## Requirement
Count how many lines hold the string "text". Give that number alone.

++++++++++++++++++++

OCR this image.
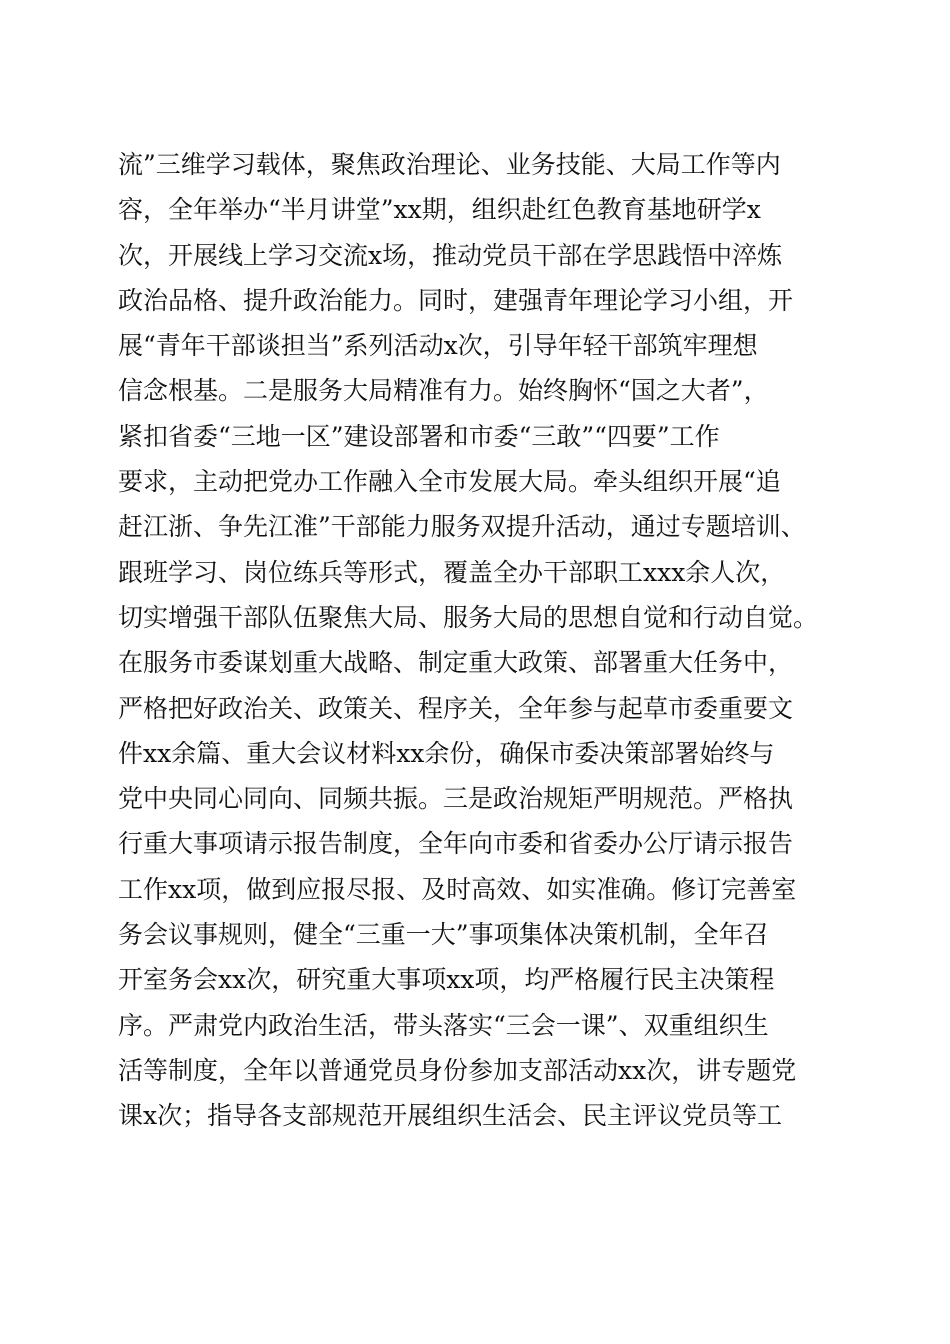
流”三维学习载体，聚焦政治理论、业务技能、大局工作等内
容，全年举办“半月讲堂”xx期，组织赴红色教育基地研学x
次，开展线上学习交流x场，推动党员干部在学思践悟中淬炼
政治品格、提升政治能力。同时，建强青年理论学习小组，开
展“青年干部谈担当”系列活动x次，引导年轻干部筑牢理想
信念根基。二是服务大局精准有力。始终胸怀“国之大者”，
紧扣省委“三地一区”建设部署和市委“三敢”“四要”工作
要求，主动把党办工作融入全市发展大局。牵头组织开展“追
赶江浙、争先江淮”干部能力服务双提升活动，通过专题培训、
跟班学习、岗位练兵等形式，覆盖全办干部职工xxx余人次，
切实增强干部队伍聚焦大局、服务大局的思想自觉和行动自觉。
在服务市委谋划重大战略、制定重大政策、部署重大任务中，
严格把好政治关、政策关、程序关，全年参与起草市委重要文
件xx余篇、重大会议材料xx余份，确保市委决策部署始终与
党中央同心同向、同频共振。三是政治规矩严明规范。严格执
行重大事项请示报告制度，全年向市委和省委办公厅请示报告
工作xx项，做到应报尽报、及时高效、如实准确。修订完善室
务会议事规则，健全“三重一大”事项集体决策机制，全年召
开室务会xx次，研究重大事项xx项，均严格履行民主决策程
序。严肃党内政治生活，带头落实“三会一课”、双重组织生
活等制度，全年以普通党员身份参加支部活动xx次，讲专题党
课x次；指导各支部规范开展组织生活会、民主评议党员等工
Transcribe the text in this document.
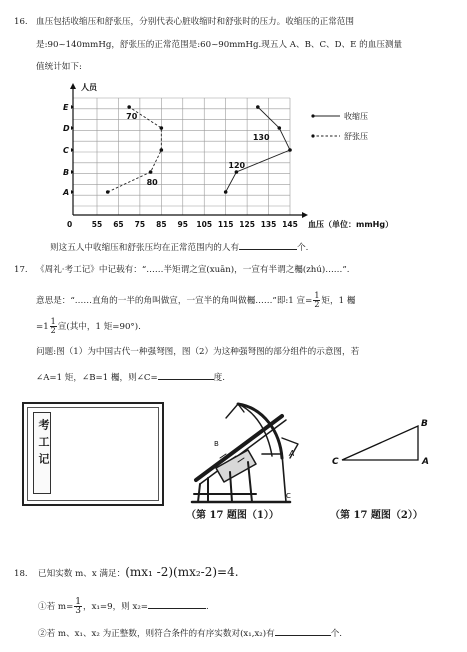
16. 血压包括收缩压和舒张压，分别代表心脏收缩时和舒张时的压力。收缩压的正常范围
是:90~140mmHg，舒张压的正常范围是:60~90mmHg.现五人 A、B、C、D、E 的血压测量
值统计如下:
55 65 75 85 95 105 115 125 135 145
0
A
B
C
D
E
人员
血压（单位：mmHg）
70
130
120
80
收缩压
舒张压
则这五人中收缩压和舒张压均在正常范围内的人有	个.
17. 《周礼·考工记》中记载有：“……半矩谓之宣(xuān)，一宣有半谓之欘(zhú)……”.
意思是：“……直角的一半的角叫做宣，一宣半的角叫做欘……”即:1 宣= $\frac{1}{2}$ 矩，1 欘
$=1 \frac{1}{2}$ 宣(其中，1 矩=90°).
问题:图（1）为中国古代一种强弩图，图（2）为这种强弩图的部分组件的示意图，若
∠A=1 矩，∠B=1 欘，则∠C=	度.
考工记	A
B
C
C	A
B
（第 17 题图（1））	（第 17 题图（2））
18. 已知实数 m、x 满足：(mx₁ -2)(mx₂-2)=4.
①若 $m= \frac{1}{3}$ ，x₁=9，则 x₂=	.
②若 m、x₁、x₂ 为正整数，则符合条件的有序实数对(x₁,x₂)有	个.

++++++++++++++++++++

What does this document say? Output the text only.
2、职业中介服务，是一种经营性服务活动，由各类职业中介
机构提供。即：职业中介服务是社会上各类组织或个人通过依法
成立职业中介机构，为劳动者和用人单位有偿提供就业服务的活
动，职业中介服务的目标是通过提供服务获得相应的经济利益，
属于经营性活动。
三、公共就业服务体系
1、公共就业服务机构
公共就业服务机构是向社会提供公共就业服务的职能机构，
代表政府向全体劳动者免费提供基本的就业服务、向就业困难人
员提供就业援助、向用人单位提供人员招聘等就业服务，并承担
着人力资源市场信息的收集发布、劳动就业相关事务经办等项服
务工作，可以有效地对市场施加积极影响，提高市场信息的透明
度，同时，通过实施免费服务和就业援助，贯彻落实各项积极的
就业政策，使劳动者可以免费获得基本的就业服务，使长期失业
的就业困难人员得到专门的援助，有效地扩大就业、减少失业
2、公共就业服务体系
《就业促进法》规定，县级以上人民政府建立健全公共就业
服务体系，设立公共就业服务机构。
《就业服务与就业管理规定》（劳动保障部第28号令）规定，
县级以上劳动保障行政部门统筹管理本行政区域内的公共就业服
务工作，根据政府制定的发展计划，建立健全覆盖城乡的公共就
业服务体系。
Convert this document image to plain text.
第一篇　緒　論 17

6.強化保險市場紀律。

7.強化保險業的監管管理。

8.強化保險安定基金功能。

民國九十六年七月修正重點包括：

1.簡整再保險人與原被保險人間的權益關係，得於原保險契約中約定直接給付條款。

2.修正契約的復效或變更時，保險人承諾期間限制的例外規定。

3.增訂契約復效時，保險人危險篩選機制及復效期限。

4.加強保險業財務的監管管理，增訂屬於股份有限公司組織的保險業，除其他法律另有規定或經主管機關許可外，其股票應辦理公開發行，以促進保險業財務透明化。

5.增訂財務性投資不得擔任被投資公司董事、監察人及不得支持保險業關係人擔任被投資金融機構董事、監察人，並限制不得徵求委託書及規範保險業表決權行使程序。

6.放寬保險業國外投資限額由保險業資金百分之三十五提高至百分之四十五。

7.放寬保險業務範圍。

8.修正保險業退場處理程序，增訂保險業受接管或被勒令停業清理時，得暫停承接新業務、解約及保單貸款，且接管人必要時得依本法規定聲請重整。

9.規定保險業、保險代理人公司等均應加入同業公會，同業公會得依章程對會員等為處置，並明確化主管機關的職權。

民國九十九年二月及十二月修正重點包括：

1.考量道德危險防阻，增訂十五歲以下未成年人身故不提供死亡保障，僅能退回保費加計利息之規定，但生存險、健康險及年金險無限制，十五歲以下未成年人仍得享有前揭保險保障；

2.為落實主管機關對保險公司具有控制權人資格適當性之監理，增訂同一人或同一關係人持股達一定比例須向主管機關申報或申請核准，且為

++++++++++++++++++++

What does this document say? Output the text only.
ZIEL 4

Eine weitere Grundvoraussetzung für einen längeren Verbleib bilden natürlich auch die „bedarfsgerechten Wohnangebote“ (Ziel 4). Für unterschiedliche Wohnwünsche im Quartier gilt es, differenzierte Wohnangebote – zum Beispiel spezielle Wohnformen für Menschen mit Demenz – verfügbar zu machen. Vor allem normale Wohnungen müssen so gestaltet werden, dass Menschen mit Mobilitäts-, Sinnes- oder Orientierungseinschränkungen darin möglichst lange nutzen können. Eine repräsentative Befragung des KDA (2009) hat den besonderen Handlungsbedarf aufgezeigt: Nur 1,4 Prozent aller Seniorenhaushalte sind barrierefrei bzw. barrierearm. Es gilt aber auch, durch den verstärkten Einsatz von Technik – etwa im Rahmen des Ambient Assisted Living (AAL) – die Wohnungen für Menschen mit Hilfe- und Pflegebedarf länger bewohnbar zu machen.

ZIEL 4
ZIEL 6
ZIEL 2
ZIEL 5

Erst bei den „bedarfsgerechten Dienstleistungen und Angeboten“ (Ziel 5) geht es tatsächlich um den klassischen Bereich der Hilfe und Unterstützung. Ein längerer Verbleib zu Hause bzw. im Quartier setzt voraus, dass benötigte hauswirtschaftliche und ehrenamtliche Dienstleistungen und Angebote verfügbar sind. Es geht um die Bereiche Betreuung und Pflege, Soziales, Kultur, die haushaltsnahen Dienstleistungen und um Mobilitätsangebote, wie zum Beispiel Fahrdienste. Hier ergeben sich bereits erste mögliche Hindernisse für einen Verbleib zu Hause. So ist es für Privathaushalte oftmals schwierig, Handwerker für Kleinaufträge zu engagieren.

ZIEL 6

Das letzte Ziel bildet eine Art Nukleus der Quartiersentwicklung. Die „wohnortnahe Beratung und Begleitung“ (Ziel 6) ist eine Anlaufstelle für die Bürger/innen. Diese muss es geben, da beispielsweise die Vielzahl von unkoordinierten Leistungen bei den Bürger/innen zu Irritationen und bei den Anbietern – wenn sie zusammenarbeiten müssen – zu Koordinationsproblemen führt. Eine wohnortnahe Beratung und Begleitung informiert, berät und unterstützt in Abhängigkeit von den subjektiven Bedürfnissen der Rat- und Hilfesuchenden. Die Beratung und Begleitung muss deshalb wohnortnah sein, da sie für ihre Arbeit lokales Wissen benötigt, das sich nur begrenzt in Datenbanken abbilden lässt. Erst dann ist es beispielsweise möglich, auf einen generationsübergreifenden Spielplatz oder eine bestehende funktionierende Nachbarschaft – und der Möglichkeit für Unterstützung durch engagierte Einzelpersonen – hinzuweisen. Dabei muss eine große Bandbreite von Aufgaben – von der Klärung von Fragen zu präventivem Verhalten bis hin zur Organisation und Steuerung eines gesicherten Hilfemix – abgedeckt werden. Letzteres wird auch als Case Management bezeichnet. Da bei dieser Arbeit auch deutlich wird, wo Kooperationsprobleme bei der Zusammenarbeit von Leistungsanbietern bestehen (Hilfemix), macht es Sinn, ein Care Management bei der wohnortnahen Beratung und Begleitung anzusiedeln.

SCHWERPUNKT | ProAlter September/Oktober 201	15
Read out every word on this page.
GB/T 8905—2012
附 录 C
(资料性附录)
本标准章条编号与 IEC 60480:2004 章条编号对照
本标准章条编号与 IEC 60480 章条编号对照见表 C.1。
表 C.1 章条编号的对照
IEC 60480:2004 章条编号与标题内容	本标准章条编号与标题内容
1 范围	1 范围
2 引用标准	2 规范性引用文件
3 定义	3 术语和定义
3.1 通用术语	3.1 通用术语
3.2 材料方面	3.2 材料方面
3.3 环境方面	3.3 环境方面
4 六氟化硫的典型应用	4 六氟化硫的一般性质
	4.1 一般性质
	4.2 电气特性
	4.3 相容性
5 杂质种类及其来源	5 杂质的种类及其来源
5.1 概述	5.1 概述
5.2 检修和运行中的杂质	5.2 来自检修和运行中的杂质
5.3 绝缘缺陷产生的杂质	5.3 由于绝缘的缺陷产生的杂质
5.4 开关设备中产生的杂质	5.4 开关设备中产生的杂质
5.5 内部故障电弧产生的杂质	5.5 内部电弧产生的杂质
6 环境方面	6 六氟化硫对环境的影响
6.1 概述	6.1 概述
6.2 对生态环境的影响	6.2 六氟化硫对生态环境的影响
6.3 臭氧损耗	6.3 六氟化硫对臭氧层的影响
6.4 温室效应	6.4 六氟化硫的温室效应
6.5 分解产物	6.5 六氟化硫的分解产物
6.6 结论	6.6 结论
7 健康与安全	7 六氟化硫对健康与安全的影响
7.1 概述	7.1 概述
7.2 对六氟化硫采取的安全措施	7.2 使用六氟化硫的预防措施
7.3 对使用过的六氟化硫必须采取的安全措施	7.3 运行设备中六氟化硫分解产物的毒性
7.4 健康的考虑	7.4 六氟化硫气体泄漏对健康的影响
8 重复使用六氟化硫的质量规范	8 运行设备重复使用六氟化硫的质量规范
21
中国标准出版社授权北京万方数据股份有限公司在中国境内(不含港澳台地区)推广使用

++++++++++++++++++++

## Solution for this task
4